## start

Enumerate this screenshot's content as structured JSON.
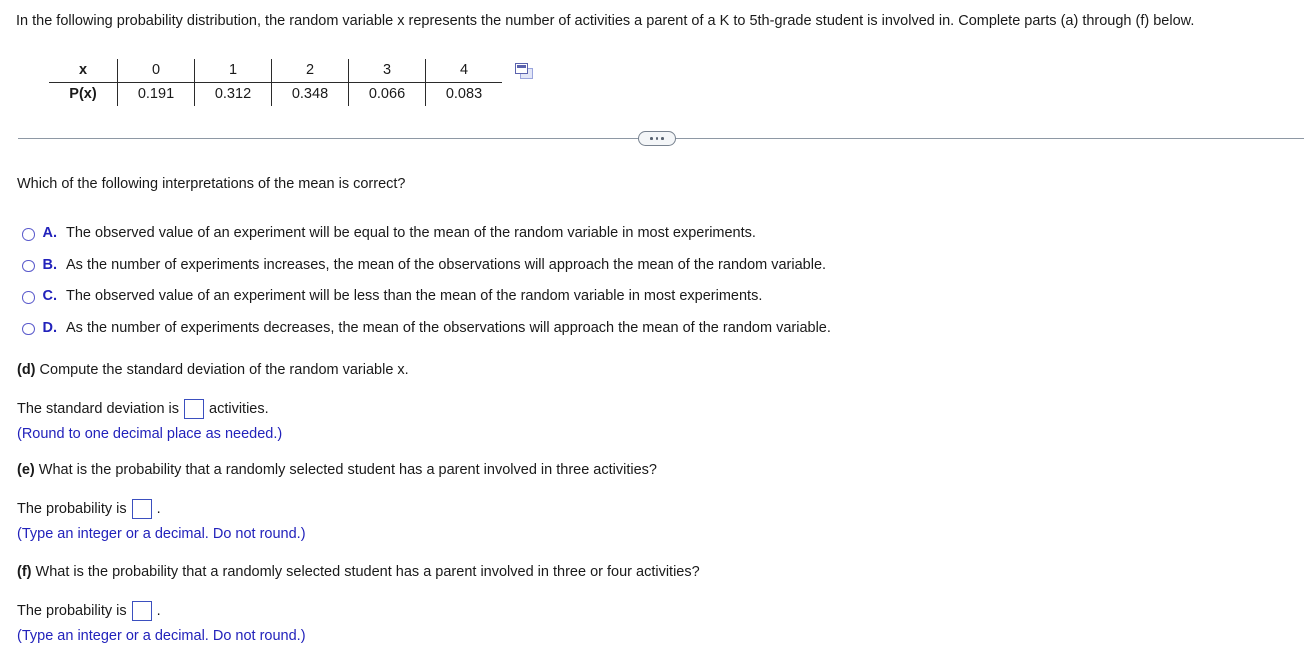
{
  "intro": {
    "text": "In the following probability distribution, the random variable x represents the number of activities a parent of a K to 5th-grade student is involved in. Complete parts (a) through (f) below."
  },
  "prob_table": {
    "row_label_x": "x",
    "row_label_px": "P(x)",
    "x_values": [
      "0",
      "1",
      "2",
      "3",
      "4"
    ],
    "p_values": [
      "0.191",
      "0.312",
      "0.348",
      "0.066",
      "0.083"
    ],
    "copy_icon": "copy-to-spreadsheet-icon"
  },
  "divider": {
    "ellipsis_label": "...",
    "icon": "ellipsis-icon"
  },
  "question": {
    "text": "Which of the following interpretations of the mean is correct?",
    "options": [
      {
        "letter": "A.",
        "text": "The observed value of an experiment will be equal to the mean of the random variable in most experiments.",
        "selected": false
      },
      {
        "letter": "B.",
        "text": "As the number of experiments increases, the mean of the observations will approach the mean of the random variable.",
        "selected": false
      },
      {
        "letter": "C.",
        "text": "The observed value of an experiment will be less than the mean of the random variable in most experiments.",
        "selected": false
      },
      {
        "letter": "D.",
        "text": "As the number of experiments decreases, the mean of the observations will approach the mean of the random variable.",
        "selected": false
      }
    ]
  },
  "part_d": {
    "tag": "(d)",
    "prompt": " Compute the standard deviation of the random variable x.",
    "answer_prefix": "The standard deviation is",
    "answer_value": "",
    "answer_suffix": "activities.",
    "hint": "(Round to one decimal place as needed.)"
  },
  "part_e": {
    "tag": "(e)",
    "prompt": " What is the probability that a randomly selected student has a parent involved in three activities?",
    "answer_prefix": "The probability is",
    "answer_value": "",
    "answer_suffix": ".",
    "hint": "(Type an integer or a decimal. Do not round.)"
  },
  "part_f": {
    "tag": "(f)",
    "prompt": " What is the probability that a randomly selected student has a parent involved in three or four activities?",
    "answer_prefix": "The probability is",
    "answer_value": "",
    "answer_suffix": ".",
    "hint": "(Type an integer or a decimal. Do not round.)"
  },
  "colors": {
    "link_blue": "#2222bb",
    "radio_blue": "#5b5bcc",
    "divider_gray": "#8e98a4",
    "text_dark": "#1a1a1a"
  }
}
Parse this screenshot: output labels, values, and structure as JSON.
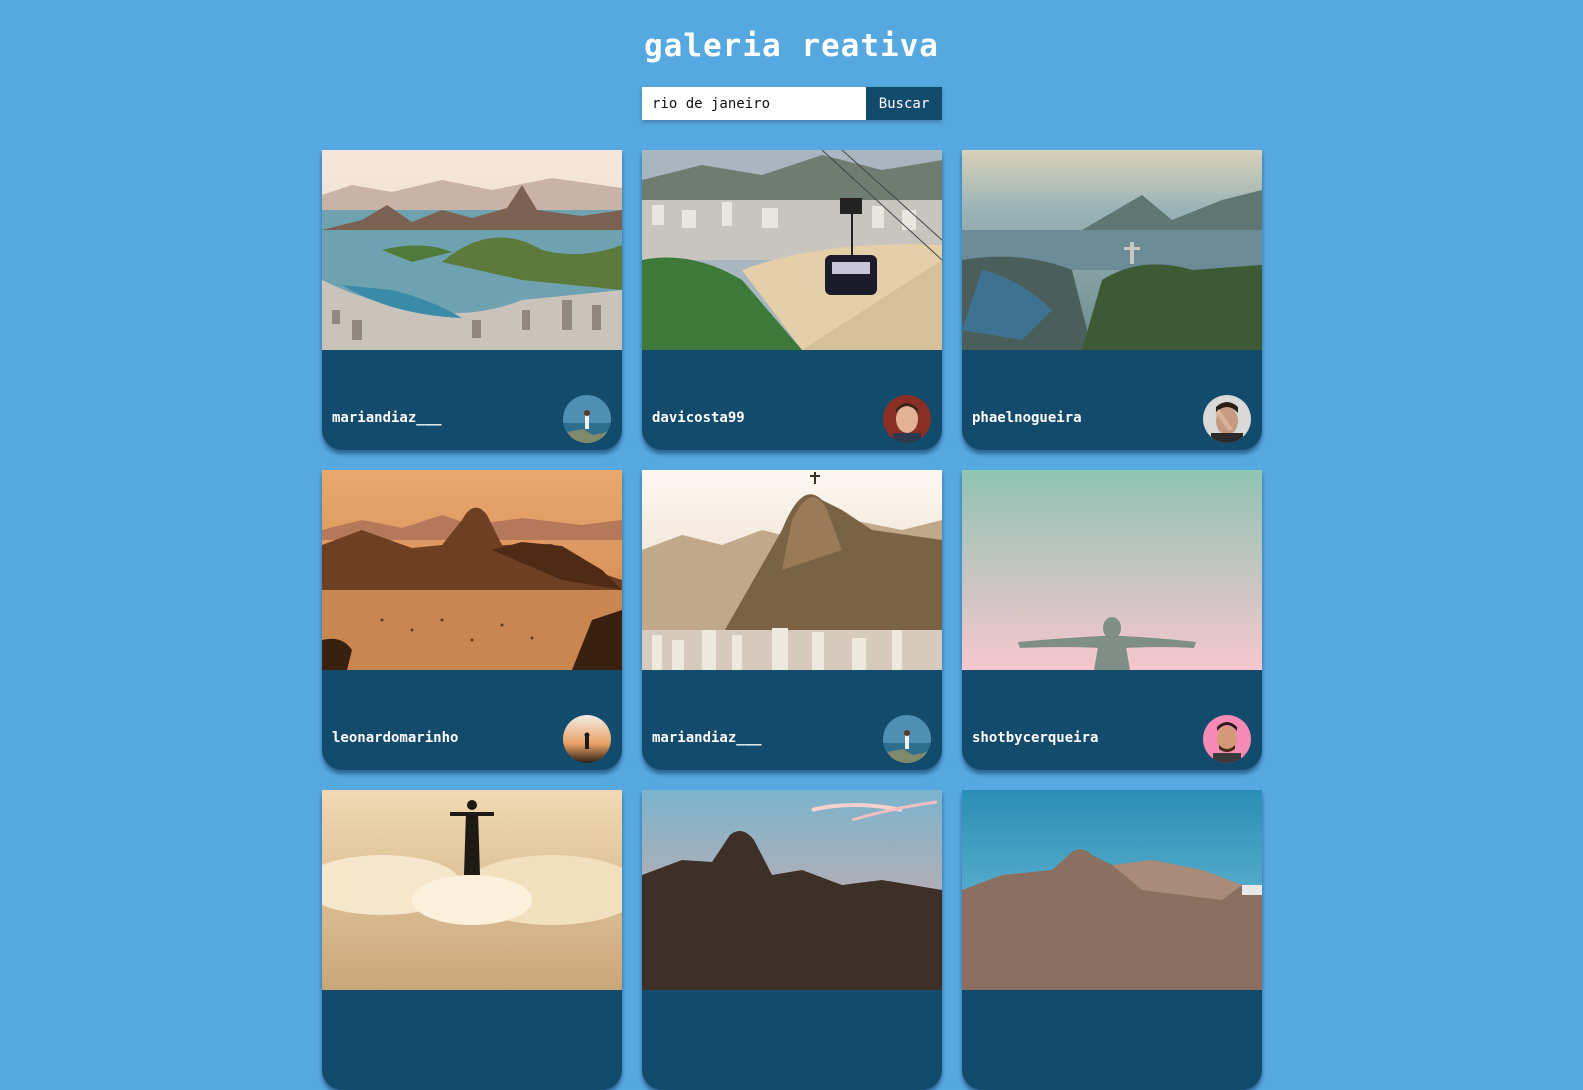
{
  "header": {
    "title": "galeria reativa"
  },
  "search": {
    "value": "rio de janeiro",
    "button_label": "Buscar"
  },
  "cards": [
    {
      "user": "mariandiaz___",
      "photo": "sugarloaf-bay-aerial",
      "avatar": "person-on-rock-avatar"
    },
    {
      "user": "davicosta99",
      "photo": "cable-car-beach",
      "avatar": "man-portrait-avatar"
    },
    {
      "user": "phaelnogueira",
      "photo": "christ-redeemer-mountains",
      "avatar": "man-covering-face-avatar"
    },
    {
      "user": "leonardomarinho",
      "photo": "sugarloaf-sunset",
      "avatar": "person-sunset-avatar"
    },
    {
      "user": "mariandiaz___",
      "photo": "corcovado-city-morning",
      "avatar": "person-on-rock-avatar"
    },
    {
      "user": "shotbycerqueira",
      "photo": "christ-statue-pastel-sky",
      "avatar": "man-pink-background-avatar"
    },
    {
      "user": "",
      "photo": "christ-statue-clouds",
      "avatar": ""
    },
    {
      "user": "",
      "photo": "sugarloaf-pink-sky",
      "avatar": ""
    },
    {
      "user": "",
      "photo": "sugarloaf-blue-sky",
      "avatar": ""
    }
  ]
}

## end

The task: Look through the entries above; copy each line where the string "three" appears.

The reply:
    "prompt": " What is the probability that a randomly selected student has a parent involved in three activities?",
    "prompt": " What is the probability that a randomly selected student has a parent involved in three or four activities?",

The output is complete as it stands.